● **Problem description**:
Using the entries that follow, count the lines containing the word "Culándjan" and give that number by itself.

● **Stored records**:

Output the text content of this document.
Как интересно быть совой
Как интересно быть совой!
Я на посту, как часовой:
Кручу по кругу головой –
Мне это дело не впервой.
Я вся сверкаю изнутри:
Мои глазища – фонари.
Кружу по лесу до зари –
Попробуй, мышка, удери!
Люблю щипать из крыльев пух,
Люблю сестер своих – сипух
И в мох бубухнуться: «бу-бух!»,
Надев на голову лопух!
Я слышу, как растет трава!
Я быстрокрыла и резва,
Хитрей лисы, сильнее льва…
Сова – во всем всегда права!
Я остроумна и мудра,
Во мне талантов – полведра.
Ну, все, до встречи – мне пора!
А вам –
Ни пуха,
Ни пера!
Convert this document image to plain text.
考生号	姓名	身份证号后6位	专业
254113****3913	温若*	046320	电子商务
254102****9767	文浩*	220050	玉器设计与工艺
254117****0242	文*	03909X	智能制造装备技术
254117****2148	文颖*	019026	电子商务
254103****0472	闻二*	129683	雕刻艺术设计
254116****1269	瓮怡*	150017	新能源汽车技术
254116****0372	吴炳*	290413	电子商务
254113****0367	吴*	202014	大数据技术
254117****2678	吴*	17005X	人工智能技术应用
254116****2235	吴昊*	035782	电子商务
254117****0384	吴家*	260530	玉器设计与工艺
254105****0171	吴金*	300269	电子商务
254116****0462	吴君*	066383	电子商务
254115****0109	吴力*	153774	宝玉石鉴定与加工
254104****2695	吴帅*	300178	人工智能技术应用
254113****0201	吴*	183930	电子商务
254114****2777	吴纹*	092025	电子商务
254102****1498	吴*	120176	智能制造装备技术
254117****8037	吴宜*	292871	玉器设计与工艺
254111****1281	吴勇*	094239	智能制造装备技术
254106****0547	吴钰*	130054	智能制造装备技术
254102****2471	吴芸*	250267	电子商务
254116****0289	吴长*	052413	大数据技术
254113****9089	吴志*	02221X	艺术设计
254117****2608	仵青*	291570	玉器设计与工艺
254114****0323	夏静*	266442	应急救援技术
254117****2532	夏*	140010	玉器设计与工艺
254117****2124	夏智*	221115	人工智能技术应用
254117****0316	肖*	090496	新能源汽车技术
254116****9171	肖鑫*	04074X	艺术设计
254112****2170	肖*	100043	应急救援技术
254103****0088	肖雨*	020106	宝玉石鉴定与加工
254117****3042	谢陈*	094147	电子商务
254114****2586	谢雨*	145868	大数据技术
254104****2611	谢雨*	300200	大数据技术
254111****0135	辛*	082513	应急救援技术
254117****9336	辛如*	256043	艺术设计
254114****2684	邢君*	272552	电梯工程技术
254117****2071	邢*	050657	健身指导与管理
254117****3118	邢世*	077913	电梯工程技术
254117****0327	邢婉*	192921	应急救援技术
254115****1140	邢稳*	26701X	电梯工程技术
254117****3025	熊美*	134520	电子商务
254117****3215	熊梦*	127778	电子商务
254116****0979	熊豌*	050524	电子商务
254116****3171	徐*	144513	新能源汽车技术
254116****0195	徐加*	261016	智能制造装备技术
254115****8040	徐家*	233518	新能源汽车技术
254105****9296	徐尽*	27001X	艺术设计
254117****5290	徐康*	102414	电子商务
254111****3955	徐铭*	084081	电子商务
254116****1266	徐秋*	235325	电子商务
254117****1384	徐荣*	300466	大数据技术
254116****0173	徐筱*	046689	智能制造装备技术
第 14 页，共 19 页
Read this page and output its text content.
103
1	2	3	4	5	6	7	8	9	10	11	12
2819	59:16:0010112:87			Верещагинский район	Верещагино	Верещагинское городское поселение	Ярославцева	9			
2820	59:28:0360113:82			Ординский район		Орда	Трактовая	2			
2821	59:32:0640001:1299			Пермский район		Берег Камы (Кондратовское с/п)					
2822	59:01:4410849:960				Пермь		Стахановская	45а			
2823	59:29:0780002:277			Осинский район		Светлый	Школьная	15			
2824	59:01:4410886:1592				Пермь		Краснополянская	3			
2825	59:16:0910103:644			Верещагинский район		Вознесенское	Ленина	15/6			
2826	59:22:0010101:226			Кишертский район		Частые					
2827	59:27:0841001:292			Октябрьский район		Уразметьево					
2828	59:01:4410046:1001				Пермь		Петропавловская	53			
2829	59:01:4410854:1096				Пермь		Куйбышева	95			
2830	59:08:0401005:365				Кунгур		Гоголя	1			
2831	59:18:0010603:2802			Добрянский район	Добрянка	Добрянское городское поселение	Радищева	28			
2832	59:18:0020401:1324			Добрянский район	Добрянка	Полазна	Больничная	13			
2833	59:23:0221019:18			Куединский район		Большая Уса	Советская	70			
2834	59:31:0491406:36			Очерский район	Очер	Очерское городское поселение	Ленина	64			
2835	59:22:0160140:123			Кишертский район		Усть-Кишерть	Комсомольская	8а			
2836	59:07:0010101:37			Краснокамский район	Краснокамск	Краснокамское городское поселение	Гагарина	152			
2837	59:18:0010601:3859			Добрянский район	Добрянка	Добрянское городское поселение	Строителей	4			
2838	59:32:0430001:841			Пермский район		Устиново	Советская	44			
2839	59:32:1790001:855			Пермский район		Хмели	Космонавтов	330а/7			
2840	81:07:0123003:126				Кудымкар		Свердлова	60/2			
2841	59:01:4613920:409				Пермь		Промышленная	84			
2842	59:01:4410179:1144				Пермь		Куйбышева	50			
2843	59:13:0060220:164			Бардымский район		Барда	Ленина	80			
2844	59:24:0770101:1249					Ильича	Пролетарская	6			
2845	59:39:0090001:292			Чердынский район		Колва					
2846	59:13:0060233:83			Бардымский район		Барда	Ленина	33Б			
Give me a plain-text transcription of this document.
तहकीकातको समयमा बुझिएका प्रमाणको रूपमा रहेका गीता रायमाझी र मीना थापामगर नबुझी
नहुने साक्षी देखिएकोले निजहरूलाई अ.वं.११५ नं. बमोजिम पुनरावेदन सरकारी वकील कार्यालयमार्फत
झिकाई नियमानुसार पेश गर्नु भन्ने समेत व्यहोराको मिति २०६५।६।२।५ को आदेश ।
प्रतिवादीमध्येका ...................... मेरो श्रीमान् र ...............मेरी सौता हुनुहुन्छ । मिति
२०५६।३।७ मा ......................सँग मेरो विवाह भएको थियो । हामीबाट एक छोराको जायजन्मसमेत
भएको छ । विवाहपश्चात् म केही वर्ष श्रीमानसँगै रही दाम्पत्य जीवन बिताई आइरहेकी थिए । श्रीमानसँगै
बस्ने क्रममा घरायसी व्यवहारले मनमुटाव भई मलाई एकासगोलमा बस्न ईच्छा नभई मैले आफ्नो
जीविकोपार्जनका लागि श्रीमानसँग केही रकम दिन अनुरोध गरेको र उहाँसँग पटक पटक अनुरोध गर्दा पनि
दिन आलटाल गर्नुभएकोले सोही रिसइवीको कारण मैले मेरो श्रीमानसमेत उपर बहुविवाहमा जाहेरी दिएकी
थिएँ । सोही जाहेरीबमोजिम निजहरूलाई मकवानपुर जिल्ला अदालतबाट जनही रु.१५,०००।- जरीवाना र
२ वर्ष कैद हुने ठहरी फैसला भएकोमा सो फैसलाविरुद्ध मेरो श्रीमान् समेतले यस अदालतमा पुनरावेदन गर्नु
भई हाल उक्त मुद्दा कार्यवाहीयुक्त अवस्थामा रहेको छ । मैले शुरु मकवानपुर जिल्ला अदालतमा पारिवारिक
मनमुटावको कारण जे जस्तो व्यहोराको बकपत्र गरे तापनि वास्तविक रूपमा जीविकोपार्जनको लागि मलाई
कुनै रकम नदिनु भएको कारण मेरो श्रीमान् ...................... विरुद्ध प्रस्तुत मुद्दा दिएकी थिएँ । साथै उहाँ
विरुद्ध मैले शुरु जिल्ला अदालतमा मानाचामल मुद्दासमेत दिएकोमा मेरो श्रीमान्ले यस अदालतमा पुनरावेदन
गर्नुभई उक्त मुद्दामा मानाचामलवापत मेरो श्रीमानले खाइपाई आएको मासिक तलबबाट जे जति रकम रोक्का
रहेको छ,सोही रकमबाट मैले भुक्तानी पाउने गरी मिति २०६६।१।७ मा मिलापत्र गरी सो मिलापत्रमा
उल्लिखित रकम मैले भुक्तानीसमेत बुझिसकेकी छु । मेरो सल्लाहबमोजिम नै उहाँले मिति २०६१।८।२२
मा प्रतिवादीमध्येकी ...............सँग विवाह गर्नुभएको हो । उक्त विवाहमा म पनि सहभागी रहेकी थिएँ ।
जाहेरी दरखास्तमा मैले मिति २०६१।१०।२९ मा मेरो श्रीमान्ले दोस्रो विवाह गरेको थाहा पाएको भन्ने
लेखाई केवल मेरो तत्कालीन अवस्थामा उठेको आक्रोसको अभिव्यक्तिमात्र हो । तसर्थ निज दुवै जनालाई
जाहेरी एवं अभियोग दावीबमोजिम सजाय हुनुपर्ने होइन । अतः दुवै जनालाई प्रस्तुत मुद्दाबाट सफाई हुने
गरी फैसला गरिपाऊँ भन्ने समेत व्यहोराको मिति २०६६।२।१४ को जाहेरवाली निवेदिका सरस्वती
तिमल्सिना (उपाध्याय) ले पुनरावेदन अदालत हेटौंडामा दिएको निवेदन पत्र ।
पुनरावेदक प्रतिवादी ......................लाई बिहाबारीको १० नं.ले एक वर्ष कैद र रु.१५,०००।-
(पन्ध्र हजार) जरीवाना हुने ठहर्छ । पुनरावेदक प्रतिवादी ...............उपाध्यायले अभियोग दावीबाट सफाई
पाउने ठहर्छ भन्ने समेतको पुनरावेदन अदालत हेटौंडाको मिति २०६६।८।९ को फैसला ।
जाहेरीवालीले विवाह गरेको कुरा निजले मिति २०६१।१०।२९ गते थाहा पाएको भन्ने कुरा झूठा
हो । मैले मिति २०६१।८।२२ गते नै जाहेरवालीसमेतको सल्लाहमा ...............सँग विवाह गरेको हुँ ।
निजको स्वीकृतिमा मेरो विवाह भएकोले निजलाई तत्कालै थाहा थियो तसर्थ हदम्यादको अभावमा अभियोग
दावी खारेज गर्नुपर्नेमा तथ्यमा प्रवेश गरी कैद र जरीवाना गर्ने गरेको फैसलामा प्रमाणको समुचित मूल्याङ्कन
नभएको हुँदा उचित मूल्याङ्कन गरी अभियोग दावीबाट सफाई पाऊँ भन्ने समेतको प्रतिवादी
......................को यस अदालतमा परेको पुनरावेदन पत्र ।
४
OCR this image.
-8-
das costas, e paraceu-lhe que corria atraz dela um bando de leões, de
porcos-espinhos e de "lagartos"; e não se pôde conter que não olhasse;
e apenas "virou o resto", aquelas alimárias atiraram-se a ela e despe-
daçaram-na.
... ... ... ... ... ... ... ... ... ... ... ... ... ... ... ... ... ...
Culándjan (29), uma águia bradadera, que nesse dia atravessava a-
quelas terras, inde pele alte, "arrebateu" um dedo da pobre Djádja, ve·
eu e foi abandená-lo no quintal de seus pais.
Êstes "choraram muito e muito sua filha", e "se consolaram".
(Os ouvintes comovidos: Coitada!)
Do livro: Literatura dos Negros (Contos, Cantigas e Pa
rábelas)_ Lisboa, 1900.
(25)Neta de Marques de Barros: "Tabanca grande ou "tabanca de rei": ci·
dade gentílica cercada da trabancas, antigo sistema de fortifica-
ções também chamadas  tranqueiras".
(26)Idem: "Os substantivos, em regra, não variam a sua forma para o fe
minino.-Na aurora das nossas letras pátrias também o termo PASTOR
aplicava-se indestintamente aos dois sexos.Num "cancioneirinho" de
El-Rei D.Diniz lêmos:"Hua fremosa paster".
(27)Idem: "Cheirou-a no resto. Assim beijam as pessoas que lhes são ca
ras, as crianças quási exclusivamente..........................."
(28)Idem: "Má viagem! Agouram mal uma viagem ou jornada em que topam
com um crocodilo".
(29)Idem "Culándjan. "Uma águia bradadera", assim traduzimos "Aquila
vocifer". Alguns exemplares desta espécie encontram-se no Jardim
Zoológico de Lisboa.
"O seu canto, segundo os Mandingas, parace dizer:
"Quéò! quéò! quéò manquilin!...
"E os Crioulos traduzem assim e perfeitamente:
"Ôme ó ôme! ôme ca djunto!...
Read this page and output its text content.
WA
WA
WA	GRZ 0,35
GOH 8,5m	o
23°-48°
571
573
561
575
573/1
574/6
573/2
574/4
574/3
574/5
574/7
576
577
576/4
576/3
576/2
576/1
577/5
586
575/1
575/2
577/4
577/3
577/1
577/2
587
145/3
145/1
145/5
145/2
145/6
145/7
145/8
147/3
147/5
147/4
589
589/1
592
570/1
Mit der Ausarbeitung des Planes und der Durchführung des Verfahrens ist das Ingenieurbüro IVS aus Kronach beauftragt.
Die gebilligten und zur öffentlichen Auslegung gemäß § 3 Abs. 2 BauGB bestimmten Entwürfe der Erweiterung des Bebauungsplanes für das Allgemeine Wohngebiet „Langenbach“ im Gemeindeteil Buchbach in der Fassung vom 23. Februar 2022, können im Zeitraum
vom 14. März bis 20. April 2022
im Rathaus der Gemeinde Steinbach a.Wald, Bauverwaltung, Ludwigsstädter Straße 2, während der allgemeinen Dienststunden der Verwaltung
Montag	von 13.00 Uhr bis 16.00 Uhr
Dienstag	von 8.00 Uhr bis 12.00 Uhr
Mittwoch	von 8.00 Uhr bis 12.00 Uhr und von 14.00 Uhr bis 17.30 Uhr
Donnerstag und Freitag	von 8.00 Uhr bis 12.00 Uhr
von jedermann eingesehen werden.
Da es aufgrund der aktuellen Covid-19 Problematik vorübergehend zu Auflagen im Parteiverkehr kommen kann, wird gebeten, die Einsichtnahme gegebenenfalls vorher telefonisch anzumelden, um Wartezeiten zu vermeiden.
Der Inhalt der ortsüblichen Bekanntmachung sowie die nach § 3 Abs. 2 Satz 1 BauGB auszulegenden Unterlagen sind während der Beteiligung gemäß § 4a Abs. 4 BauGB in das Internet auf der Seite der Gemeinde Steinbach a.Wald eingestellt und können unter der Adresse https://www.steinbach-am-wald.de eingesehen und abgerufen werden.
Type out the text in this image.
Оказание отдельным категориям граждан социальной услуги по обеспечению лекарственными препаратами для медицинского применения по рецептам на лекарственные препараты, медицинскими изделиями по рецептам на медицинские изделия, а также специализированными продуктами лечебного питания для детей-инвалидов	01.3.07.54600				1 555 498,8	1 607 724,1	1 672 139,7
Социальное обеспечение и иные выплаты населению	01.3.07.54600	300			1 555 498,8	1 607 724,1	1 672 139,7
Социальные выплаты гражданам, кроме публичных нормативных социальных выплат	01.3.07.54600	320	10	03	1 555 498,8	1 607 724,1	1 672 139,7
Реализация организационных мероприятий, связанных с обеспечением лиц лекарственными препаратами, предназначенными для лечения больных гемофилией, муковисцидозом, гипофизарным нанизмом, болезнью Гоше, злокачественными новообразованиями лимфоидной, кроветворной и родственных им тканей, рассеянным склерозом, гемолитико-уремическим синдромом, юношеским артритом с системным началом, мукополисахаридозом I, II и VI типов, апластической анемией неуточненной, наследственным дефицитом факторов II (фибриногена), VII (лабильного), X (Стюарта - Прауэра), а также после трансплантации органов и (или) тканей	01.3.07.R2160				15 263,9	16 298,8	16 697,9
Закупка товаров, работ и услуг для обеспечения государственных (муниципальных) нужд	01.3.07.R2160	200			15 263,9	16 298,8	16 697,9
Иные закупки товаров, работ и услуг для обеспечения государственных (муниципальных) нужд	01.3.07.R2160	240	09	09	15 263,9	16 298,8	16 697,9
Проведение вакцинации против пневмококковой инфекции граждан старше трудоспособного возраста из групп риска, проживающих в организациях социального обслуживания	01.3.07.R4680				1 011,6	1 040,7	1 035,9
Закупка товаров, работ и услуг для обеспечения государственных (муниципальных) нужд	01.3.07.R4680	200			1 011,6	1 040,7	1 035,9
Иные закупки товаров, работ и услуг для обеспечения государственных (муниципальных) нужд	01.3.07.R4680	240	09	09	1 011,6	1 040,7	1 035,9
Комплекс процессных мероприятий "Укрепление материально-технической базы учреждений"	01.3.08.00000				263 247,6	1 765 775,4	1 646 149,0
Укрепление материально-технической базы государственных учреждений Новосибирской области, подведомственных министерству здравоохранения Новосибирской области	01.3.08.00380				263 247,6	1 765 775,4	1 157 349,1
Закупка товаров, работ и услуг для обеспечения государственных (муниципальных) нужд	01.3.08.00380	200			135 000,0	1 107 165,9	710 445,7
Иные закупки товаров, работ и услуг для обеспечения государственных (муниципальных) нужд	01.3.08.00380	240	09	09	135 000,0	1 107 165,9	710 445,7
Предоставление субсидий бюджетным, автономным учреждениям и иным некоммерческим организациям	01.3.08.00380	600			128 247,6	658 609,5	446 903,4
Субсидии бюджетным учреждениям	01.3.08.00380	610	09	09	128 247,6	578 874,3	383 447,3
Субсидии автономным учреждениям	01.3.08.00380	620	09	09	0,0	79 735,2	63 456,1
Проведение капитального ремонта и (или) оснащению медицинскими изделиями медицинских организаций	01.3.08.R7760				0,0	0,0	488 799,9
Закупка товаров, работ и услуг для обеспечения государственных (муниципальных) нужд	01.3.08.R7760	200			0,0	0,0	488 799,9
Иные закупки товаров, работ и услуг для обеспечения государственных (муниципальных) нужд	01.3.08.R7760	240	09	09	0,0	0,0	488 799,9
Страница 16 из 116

● **Reply**:
2